> **Work required**
Please reproduce the material word for word, from its first line through the line that contains "x-tick-label: 20 bbox=[317, 548, 330, 561]".
======== Entries ========
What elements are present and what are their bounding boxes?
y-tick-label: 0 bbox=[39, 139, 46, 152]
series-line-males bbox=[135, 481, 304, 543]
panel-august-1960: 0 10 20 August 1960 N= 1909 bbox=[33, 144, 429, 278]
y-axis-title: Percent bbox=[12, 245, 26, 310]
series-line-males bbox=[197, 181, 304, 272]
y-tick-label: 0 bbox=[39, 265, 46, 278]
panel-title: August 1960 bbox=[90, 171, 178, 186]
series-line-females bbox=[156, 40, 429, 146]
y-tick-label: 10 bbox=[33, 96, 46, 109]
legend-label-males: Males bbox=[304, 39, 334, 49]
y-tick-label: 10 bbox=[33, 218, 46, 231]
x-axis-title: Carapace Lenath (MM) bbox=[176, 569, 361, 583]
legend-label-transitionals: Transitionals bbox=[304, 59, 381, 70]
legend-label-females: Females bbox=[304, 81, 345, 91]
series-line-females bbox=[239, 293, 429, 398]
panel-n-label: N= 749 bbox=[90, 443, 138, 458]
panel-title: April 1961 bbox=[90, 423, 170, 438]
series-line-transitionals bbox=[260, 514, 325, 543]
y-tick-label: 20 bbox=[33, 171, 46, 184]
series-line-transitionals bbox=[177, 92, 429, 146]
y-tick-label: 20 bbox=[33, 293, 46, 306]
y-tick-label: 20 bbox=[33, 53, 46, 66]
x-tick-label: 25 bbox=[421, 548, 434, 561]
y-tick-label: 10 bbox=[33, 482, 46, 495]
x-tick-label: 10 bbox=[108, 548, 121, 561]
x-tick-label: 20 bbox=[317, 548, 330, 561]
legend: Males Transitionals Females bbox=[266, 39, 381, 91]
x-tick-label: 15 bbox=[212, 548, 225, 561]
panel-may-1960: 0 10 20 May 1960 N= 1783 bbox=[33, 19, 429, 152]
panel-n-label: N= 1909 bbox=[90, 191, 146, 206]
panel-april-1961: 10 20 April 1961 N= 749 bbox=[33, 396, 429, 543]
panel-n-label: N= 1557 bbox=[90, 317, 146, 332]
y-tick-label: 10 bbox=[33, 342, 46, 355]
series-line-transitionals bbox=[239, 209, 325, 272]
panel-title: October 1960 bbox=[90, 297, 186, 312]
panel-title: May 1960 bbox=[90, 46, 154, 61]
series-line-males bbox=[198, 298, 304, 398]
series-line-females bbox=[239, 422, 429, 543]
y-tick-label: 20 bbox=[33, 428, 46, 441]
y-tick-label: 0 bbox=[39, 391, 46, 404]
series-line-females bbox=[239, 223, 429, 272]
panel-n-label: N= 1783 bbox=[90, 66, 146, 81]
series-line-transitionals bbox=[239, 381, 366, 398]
========
> **Task output**
What elements are present and what are their bounding boxes?
y-tick-label: 0 bbox=[39, 139, 46, 152]
series-line-males bbox=[135, 481, 304, 543]
panel-august-1960: 0 10 20 August 1960 N= 1909 bbox=[33, 144, 429, 278]
y-axis-title: Percent bbox=[12, 245, 26, 310]
series-line-males bbox=[197, 181, 304, 272]
y-tick-label: 0 bbox=[39, 265, 46, 278]
panel-title: August 1960 bbox=[90, 171, 178, 186]
series-line-females bbox=[156, 40, 429, 146]
y-tick-label: 10 bbox=[33, 96, 46, 109]
legend-label-males: Males bbox=[304, 39, 334, 49]
y-tick-label: 10 bbox=[33, 218, 46, 231]
x-axis-title: Carapace Lenath (MM) bbox=[176, 569, 361, 583]
legend-label-transitionals: Transitionals bbox=[304, 59, 381, 70]
legend-label-females: Females bbox=[304, 81, 345, 91]
series-line-females bbox=[239, 293, 429, 398]
panel-n-label: N= 749 bbox=[90, 443, 138, 458]
panel-title: April 1961 bbox=[90, 423, 170, 438]
series-line-transitionals bbox=[260, 514, 325, 543]
y-tick-label: 20 bbox=[33, 171, 46, 184]
series-line-transitionals bbox=[177, 92, 429, 146]
y-tick-label: 20 bbox=[33, 293, 46, 306]
y-tick-label: 20 bbox=[33, 53, 46, 66]
x-tick-label: 25 bbox=[421, 548, 434, 561]
y-tick-label: 10 bbox=[33, 482, 46, 495]
x-tick-label: 10 bbox=[108, 548, 121, 561]
x-tick-label: 20 bbox=[317, 548, 330, 561]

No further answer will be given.